WORK TO BE COMPLETED: Turn every line of the items below into a JSON list of strings, with one string per line and blank lines left out.

A block of data:
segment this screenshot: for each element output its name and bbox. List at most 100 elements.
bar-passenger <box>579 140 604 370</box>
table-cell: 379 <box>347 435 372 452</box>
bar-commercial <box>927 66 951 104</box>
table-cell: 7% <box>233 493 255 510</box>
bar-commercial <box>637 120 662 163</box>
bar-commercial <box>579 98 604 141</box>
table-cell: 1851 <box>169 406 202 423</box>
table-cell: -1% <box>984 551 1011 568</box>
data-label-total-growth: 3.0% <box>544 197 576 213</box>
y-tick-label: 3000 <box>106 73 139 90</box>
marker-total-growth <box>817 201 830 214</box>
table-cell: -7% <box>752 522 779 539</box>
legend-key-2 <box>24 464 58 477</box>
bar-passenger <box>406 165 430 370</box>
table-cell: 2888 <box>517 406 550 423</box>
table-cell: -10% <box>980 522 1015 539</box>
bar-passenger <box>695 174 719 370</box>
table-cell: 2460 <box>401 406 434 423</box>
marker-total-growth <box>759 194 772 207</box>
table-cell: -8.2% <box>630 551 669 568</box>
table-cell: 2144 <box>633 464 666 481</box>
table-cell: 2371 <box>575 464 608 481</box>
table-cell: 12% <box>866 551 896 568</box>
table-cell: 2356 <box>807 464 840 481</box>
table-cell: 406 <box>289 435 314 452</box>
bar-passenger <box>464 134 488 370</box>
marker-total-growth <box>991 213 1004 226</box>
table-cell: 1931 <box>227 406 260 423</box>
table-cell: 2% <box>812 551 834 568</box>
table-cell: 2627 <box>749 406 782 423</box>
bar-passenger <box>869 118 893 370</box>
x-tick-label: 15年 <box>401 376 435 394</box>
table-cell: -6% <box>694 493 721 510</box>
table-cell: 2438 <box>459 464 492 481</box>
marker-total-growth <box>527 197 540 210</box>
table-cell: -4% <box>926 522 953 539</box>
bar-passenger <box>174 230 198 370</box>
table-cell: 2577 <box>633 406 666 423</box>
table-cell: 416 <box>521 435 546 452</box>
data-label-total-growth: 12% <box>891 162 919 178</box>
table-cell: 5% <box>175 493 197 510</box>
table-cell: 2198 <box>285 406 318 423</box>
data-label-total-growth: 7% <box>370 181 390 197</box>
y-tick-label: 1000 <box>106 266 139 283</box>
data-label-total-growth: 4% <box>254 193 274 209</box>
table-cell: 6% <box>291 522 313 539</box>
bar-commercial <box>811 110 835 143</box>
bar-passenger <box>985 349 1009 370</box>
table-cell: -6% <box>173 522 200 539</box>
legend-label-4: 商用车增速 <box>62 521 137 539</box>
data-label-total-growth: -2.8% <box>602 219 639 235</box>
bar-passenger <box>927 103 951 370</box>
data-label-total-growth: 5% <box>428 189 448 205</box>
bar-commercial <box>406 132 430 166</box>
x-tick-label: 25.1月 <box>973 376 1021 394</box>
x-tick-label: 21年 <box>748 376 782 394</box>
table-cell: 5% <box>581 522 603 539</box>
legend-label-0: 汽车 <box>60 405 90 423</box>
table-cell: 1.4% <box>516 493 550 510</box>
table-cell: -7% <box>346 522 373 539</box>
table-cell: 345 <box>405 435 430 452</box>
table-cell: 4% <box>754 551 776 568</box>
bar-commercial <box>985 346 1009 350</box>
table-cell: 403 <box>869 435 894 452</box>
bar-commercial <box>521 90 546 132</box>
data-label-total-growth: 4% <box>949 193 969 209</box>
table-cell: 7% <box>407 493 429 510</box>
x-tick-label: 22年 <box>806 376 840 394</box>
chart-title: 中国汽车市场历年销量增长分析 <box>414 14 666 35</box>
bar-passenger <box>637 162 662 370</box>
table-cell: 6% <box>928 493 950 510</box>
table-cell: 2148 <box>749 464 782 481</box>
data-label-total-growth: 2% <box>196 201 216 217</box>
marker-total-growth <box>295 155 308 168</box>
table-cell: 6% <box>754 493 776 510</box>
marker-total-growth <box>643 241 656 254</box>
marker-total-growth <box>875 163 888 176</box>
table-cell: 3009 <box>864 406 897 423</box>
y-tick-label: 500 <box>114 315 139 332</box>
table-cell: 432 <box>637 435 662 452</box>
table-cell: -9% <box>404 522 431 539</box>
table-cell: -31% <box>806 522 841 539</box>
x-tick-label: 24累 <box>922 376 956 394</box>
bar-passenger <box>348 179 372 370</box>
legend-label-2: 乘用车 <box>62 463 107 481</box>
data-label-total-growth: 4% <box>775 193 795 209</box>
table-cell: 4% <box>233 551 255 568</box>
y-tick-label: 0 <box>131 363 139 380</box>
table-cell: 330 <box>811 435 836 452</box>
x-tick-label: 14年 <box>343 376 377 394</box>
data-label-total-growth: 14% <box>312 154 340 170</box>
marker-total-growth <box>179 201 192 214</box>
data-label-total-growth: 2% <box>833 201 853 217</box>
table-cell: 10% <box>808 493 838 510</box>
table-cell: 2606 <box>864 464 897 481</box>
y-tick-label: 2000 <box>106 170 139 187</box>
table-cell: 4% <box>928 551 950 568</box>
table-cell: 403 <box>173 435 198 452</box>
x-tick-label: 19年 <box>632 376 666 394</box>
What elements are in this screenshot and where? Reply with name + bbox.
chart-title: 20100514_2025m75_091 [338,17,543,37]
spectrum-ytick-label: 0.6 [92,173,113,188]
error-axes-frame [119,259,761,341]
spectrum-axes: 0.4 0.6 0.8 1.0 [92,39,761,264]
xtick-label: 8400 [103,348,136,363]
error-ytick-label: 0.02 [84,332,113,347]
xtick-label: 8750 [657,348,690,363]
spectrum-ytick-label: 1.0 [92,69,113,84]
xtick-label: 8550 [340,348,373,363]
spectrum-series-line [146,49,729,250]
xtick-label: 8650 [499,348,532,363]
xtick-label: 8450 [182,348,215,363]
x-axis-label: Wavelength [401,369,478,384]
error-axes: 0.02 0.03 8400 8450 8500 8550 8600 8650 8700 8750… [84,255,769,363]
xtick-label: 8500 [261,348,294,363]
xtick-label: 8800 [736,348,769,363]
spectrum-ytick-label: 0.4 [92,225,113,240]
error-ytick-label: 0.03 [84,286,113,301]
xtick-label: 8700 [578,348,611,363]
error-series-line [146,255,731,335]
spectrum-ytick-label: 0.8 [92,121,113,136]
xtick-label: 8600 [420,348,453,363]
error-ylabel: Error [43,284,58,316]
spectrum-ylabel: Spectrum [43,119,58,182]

THE REPLY:
[
  "segment this screenshot: for each element output its name and bbox. List at most 100 elements.",
  "bar-passenger <box>579 140 604 370</box>",
  "table-cell: 379 <box>347 435 372 452</box>",
  "bar-commercial <box>927 66 951 104</box>",
  "table-cell: 7% <box>233 493 255 510</box>",
  "bar-commercial <box>637 120 662 163</box>",
  "bar-commercial <box>579 98 604 141</box>",
  "table-cell: 1851 <box>169 406 202 423</box>",
  "table-cell: -1% <box>984 551 1011 568</box>",
  "data-label-total-growth: 3.0% <box>544 197 576 213</box>",
  "y-tick-label: 3000 <box>106 73 139 90</box>",
  "marker-total-growth <box>817 201 830 214</box>",
  "table-cell: -7% <box>752 522 779 539</box>",
  "legend-key-2 <box>24 464 58 477</box>",
  "bar-passenger <box>406 165 430 370</box>",
  "table-cell: 2888 <box>517 406 550 423</box>",
  "table-cell: -10% <box>980 522 1015 539</box>",
  "bar-passenger <box>695 174 719 370</box>",
  "table-cell: 2460 <box>401 406 434 423</box>",
  "marker-total-growth <box>759 194 772 207</box>",
  "table-cell: -8.2% <box>630 551 669 568</box>",
  "table-cell: 2144 <box>633 464 666 481</box>",
  "table-cell: 2371 <box>575 464 608 481</box>",
  "table-cell: 12% <box>866 551 896 568</box>",
  "table-cell: 2356 <box>807 464 840 481</box>",
  "table-cell: 406 <box>289 435 314 452</box>",
  "bar-passenger <box>464 134 488 370</box>",
  "marker-total-growth <box>991 213 1004 226</box>",
  "table-cell: 1931 <box>227 406 260 423</box>",
  "table-cell: 2% <box>812 551 834 568</box>",
  "table-cell: 2627 <box>749 406 782 423</box>",
  "bar-passenger <box>869 118 893 370</box>",
  "x-tick-label: 15年 <box>401 376 435 394</box>",
  "table-cell: -6% <box>694 493 721 510</box>",
  "table-cell: 2438 <box>459 464 492 481</box>",
  "marker-total-growth <box>527 197 540 210</box>",
  "table-cell: -4% <box>926 522 953 539</box>",
  "bar-passenger <box>174 230 198 370</box>",
  "table-cell: 2577 <box>633 406 666 423</box>",
  "table-cell: 416 <box>521 435 546 452</box>",
  "data-label-total-growth: 12% <box>891 162 919 178</box>",
  "table-cell: 5% <box>175 493 197 510</box>",
  "table-cell: 2198 <box>285 406 318 423</box>",
  "data-label-total-growth: 7% <box>370 181 390 197</box>",
  "y-tick-label: 1000 <box>106 266 139 283</box>",
  "data-label-total-growth: 4% <box>254 193 274 209</box>",
  "table-cell: 6% <box>291 522 313 539</box>",
  "bar-commercial <box>811 110 835 143</box>",
  "bar-passenger <box>985 349 1009 370</box>",
  "table-cell: -6% <box>173 522 200 539</box>",
  "legend-label-4: 商用车增速 <box>62 521 137 539</box>",
  "data-label-total-growth: -2.8% <box>602 219 639 235</box>",
  "bar-passenger <box>927 103 951 370</box>",
  "data-label-total-growth: 5% <box>428 189 448 205</box>",
  "bar-commercial <box>406 132 430 166</box>",
  "x-tick-label: 25.1月 <box>973 376 1021 394</box>",
  "x-tick-label: 21年 <box>748 376 782 394</box>",
  "table-cell: 5% <box>581 522 603 539</box>",
  "legend-label-0: 汽车 <box>60 405 90 423</box>",
  "table-cell: 1.4% <box>516 493 550 510</box>",
  "table-cell: -7% <box>346 522 373 539</box>",
  "table-cell: 345 <box>405 435 430 452</box>",
  "table-cell: 4% <box>754 551 776 568</box>",
  "bar-commercial <box>985 346 1009 350</box>",
  "table-cell: 403 <box>869 435 894 452</box>",
  "bar-commercial <box>521 90 546 132</box>",
  "data-label-total-growth: 4% <box>949 193 969 209</box>",
  "table-cell: 7% <box>407 493 429 510</box>",
  "x-tick-label: 22年 <box>806 376 840 394</box>",
  "chart-title: 中国汽车市场历年销量增长分析 <box>414 14 666 35</box>",
  "bar-passenger <box>637 162 662 370</box>",
  "table-cell: 6% <box>928 493 950 510</box>",
  "table-cell: 2148 <box>749 464 782 481</box>",
  "data-label-total-growth: 2% <box>196 201 216 217</box>",
  "marker-total-growth <box>295 155 308 168</box>",
  "table-cell: 6% <box>754 493 776 510</box>",
  "marker-total-growth <box>643 241 656 254</box>",
  "marker-total-growth <box>875 163 888 176</box>",
  "table-cell: 3009 <box>864 406 897 423</box>",
  "y-tick-label: 500 <box>114 315 139 332</box>",
  "table-cell: 432 <box>637 435 662 452</box>",
  "table-cell: -9% <box>404 522 431 539</box>",
  "table-cell: -31% <box>806 522 841 539</box>",
  "x-tick-label: 24累 <box>922 376 956 394</box>",
  "bar-passenger <box>348 179 372 370</box>",
  "legend-label-2: 乘用车 <box>62 463 107 481</box>",
  "data-label-total-growth: 4% <box>775 193 795 209</box>",
  "table-cell: 4% <box>233 551 255 568</box>",
  "y-tick-label: 0 <box>131 363 139 380</box>",
  "table-cell: 330 <box>811 435 836 452</box>",
  "x-tick-label: 14年 <box>343 376 377 394</box>",
  "data-label-total-growth: 14% <box>312 154 340 170</box>",
  "marker-total-growth <box>179 201 192 214</box>",
  "data-label-total-growth: 2% <box>833 201 853 217</box>",
  "table-cell: 10% <box>808 493 838 510</box>",
  "table-cell: 2606 <box>864 464 897 481</box>",
  "y-tick-label: 2000 <box>106 170 139 187</box>",
  "table-cell: 4% <box>928 551 950 568</box>",
  "table-cell: 403 <box>173 435 198 452</box>",
  "x-tick-label: 19年 <box>632 376 666 394</box>",
  "What elements are in this screenshot and where? Reply with name + bbox.",
  "chart-title: 20100514_2025m75_091 [338,17,543,37]",
  "spectrum-ytick-label: 0.6 [92,173,113,188]",
  "error-axes-frame [119,259,761,341]",
  "spectrum-axes: 0.4 0.6 0.8 1.0 [92,39,761,264]",
  "xtick-label: 8400 [103,348,136,363]",
  "error-ytick-label: 0.02 [84,332,113,347]",
  "xtick-label: 8750 [657,348,690,363]",
  "spectrum-ytick-label: 1.0 [92,69,113,84]",
  "xtick-label: 8550 [340,348,373,363]",
  "spectrum-series-line [146,49,729,250]",
  "xtick-label: 8650 [499,348,532,363]",
  "xtick-label: 8450 [182,348,215,363]",
  "x-axis-label: Wavelength [401,369,478,384]",
  "error-axes: 0.02 0.03 8400 8450 8500 8550 8600 8650 8700 8750… [84,255,769,363]",
  "xtick-label: 8500 [261,348,294,363]",
  "xtick-label: 8800 [736,348,769,363]",
  "spectrum-ytick-label: 0.4 [92,225,113,240]",
  "error-ytick-label: 0.03 [84,286,113,301]",
  "xtick-label: 8700 [578,348,611,363]",
  "error-series-line [146,255,731,335]",
  "spectrum-ytick-label: 0.8 [92,121,113,136]",
  "xtick-label: 8600 [420,348,453,363]",
  "error-ylabel: Error [43,284,58,316]",
  "spectrum-ylabel: Spectrum [43,119,58,182]"
]